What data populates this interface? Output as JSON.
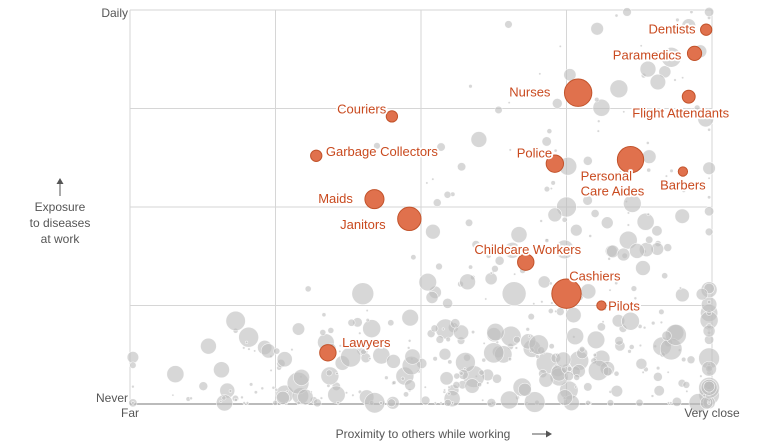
{
  "chart_data": {
    "type": "scatter",
    "xlabel": "Proximity to others while working",
    "ylabel_lines": [
      "Exposure",
      "to diseases",
      "at work"
    ],
    "x_ticks": [
      "Far",
      "Very close"
    ],
    "y_ticks": [
      "Never",
      "Daily"
    ],
    "xlim": [
      0,
      100
    ],
    "ylim": [
      0,
      100
    ],
    "x_grid": [
      0,
      25,
      50,
      75,
      100
    ],
    "y_grid": [
      0,
      25,
      50,
      75,
      100
    ],
    "grid": true,
    "colors": {
      "highlight": "#e0714d",
      "highlight_stroke": "#c2532b",
      "highlight_text": "#c94a1f",
      "other": "#bdbdbd",
      "grid": "#d6d6d6",
      "axis": "#777777"
    },
    "highlighted": [
      {
        "name": "Dentists",
        "x": 99,
        "y": 95,
        "size": 2,
        "label_anchor": "end",
        "label_dx": -5,
        "label_dy": 0
      },
      {
        "name": "Paramedics",
        "x": 97,
        "y": 89,
        "size": 4,
        "label_anchor": "end",
        "label_dx": -6,
        "label_dy": 2
      },
      {
        "name": "Nurses",
        "x": 77,
        "y": 79,
        "size": 22,
        "label_anchor": "end",
        "label_dx": -14,
        "label_dy": 0
      },
      {
        "name": "Flight Attendants",
        "x": 96,
        "y": 78,
        "size": 3,
        "label_anchor": "middle",
        "label_dx": -8,
        "label_dy": 17
      },
      {
        "name": "Couriers",
        "x": 45,
        "y": 73,
        "size": 2,
        "label_anchor": "end",
        "label_dx": 0,
        "label_dy": -7
      },
      {
        "name": "Garbage Collectors",
        "x": 32,
        "y": 63,
        "size": 2,
        "label_anchor": "start",
        "label_dx": 4,
        "label_dy": -4
      },
      {
        "name": "Police",
        "x": 73,
        "y": 61,
        "size": 7,
        "label_anchor": "end",
        "label_dx": 6,
        "label_dy": -10
      },
      {
        "name": "Personal Care Aides",
        "x": 86,
        "y": 62,
        "size": 20,
        "label_anchor": "start",
        "label_dx": -63,
        "label_dy": 17,
        "label_lines": [
          "Personal",
          "Care Aides"
        ]
      },
      {
        "name": "Barbers",
        "x": 95,
        "y": 59,
        "size": 1,
        "label_anchor": "middle",
        "label_dx": 0,
        "label_dy": 14
      },
      {
        "name": "Maids",
        "x": 42,
        "y": 52,
        "size": 9,
        "label_anchor": "end",
        "label_dx": -12,
        "label_dy": 0
      },
      {
        "name": "Janitors",
        "x": 48,
        "y": 47,
        "size": 15,
        "label_anchor": "end",
        "label_dx": -12,
        "label_dy": 6
      },
      {
        "name": "Childcare Workers",
        "x": 68,
        "y": 36,
        "size": 6,
        "label_anchor": "middle",
        "label_dx": 2,
        "label_dy": -12
      },
      {
        "name": "Cashiers",
        "x": 75,
        "y": 28,
        "size": 26,
        "label_anchor": "start",
        "label_dx": -12,
        "label_dy": -17
      },
      {
        "name": "Pilots",
        "x": 81,
        "y": 25,
        "size": 1,
        "label_anchor": "start",
        "label_dx": 2,
        "label_dy": 1
      },
      {
        "name": "Lawyers",
        "x": 34,
        "y": 13,
        "size": 6,
        "label_anchor": "start",
        "label_dx": 6,
        "label_dy": -10
      }
    ]
  }
}
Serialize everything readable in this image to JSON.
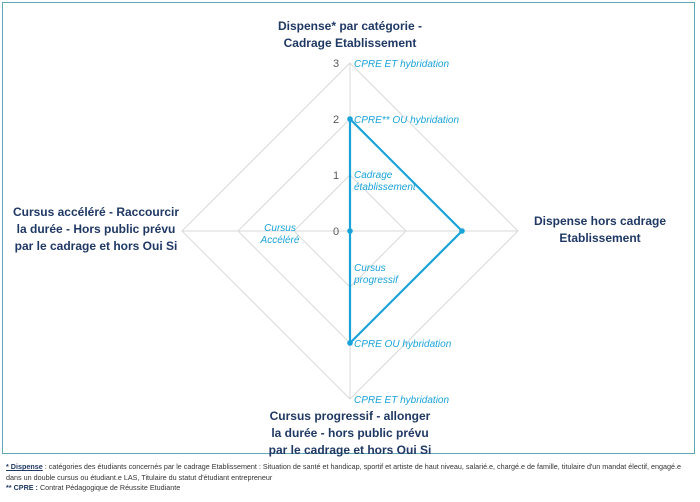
# # # # # # #
▸ **Stated exercise**: Pick out every line above that contains the word "this" and copy it.

▸ **Result of the task**:
What data populates this interface? Output as JSON.
Serialize everything readable in this image to JSON.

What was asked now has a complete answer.